- **TASK STATEMENT**
Will you write out the data exactly, excluding every picture?

- **PROVIDED DATA**
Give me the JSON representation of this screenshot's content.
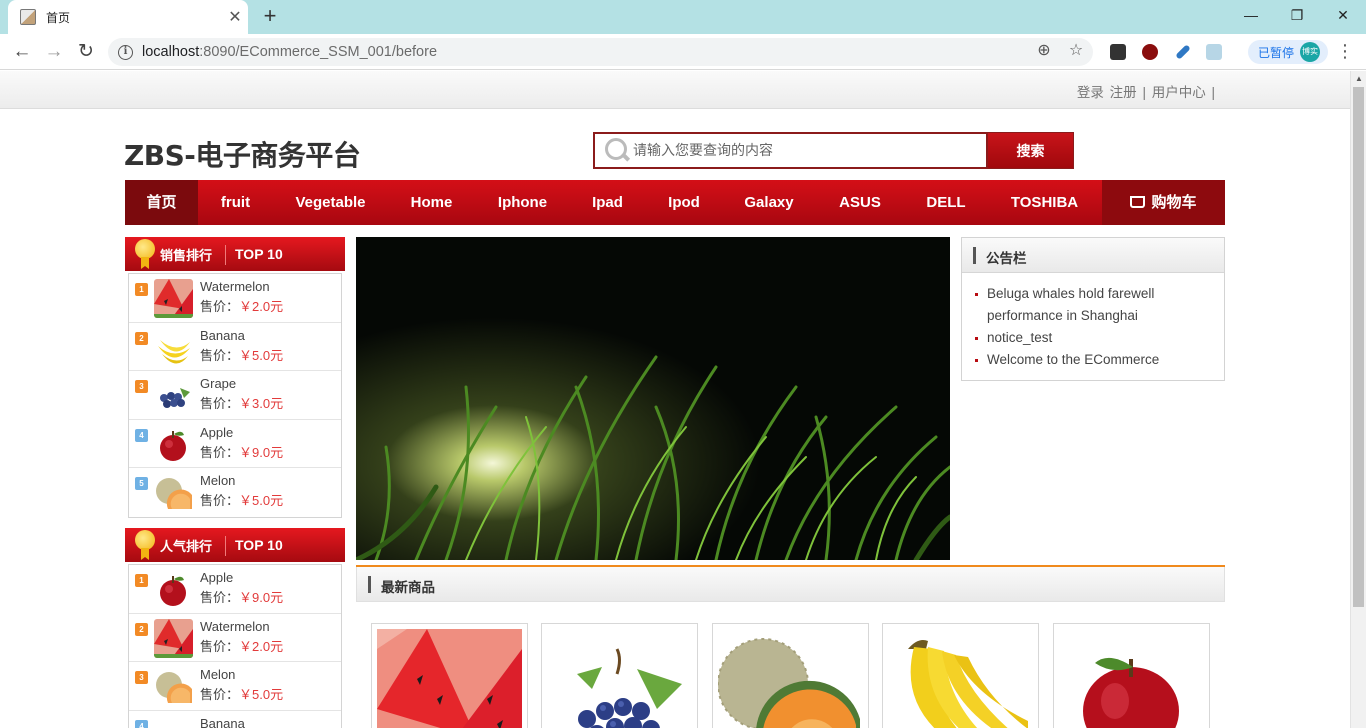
{
  "browser": {
    "tab_title": "首页",
    "url_host": "localhost",
    "url_rest": ":8090/ECommerce_SSM_001/before",
    "paused_label": "已暂停",
    "profile_initials": "博实"
  },
  "top_links": {
    "login": "登录",
    "register": "注册",
    "divider": "|",
    "user_center": "用户中心"
  },
  "site": {
    "logo": "ZBS-电子商务平台"
  },
  "search": {
    "placeholder": "请输入您要查询的内容",
    "button": "搜索"
  },
  "nav": {
    "items": [
      "首页",
      "fruit",
      "Vegetable",
      "Home",
      "Iphone",
      "Ipad",
      "Ipod",
      "Galaxy",
      "ASUS",
      "DELL",
      "TOSHIBA"
    ],
    "cart": "购物车"
  },
  "sales_rank": {
    "title": "销售排行",
    "top": "TOP 10",
    "price_label": "售价：",
    "items": [
      {
        "rank": "1",
        "name": "Watermelon",
        "price": "￥2.0元"
      },
      {
        "rank": "2",
        "name": "Banana",
        "price": "￥5.0元"
      },
      {
        "rank": "3",
        "name": "Grape",
        "price": "￥3.0元"
      },
      {
        "rank": "4",
        "name": "Apple",
        "price": "￥9.0元"
      },
      {
        "rank": "5",
        "name": "Melon",
        "price": "￥5.0元"
      }
    ]
  },
  "popular_rank": {
    "title": "人气排行",
    "top": "TOP 10",
    "price_label": "售价：",
    "items": [
      {
        "rank": "1",
        "name": "Apple",
        "price": "￥9.0元"
      },
      {
        "rank": "2",
        "name": "Watermelon",
        "price": "￥2.0元"
      },
      {
        "rank": "3",
        "name": "Melon",
        "price": "￥5.0元"
      },
      {
        "rank": "4",
        "name": "Banana",
        "price": ""
      }
    ]
  },
  "notice": {
    "title": "公告栏",
    "items": [
      "Beluga whales hold farewell performance in Shanghai",
      "notice_test",
      "Welcome to the ECommerce"
    ]
  },
  "newest": {
    "title": "最新商品"
  },
  "colors": {
    "brand_red": "#c8141a",
    "dark_red": "#7b0a0d",
    "price_red": "#e23b3b",
    "accent_orange": "#f08a1d"
  }
}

- **EXPECTED ANSWER**
Give me the JSON representation of this screenshot's content.
{
  "browser": {
    "tab_title": "首页",
    "url_host": "localhost",
    "url_rest": ":8090/ECommerce_SSM_001/before",
    "paused_label": "已暂停",
    "profile_initials": "博实"
  },
  "top_links": {
    "login": "登录",
    "register": "注册",
    "divider": "|",
    "user_center": "用户中心"
  },
  "site": {
    "logo": "ZBS-电子商务平台"
  },
  "search": {
    "placeholder": "请输入您要查询的内容",
    "button": "搜索"
  },
  "nav": {
    "items": [
      "首页",
      "fruit",
      "Vegetable",
      "Home",
      "Iphone",
      "Ipad",
      "Ipod",
      "Galaxy",
      "ASUS",
      "DELL",
      "TOSHIBA"
    ],
    "cart": "购物车"
  },
  "sales_rank": {
    "title": "销售排行",
    "top": "TOP 10",
    "price_label": "售价：",
    "items": [
      {
        "rank": "1",
        "name": "Watermelon",
        "price": "￥2.0元"
      },
      {
        "rank": "2",
        "name": "Banana",
        "price": "￥5.0元"
      },
      {
        "rank": "3",
        "name": "Grape",
        "price": "￥3.0元"
      },
      {
        "rank": "4",
        "name": "Apple",
        "price": "￥9.0元"
      },
      {
        "rank": "5",
        "name": "Melon",
        "price": "￥5.0元"
      }
    ]
  },
  "popular_rank": {
    "title": "人气排行",
    "top": "TOP 10",
    "price_label": "售价：",
    "items": [
      {
        "rank": "1",
        "name": "Apple",
        "price": "￥9.0元"
      },
      {
        "rank": "2",
        "name": "Watermelon",
        "price": "￥2.0元"
      },
      {
        "rank": "3",
        "name": "Melon",
        "price": "￥5.0元"
      },
      {
        "rank": "4",
        "name": "Banana",
        "price": ""
      }
    ]
  },
  "notice": {
    "title": "公告栏",
    "items": [
      "Beluga whales hold farewell performance in Shanghai",
      "notice_test",
      "Welcome to the ECommerce"
    ]
  },
  "newest": {
    "title": "最新商品"
  },
  "colors": {
    "brand_red": "#c8141a",
    "dark_red": "#7b0a0d",
    "price_red": "#e23b3b",
    "accent_orange": "#f08a1d"
  }
}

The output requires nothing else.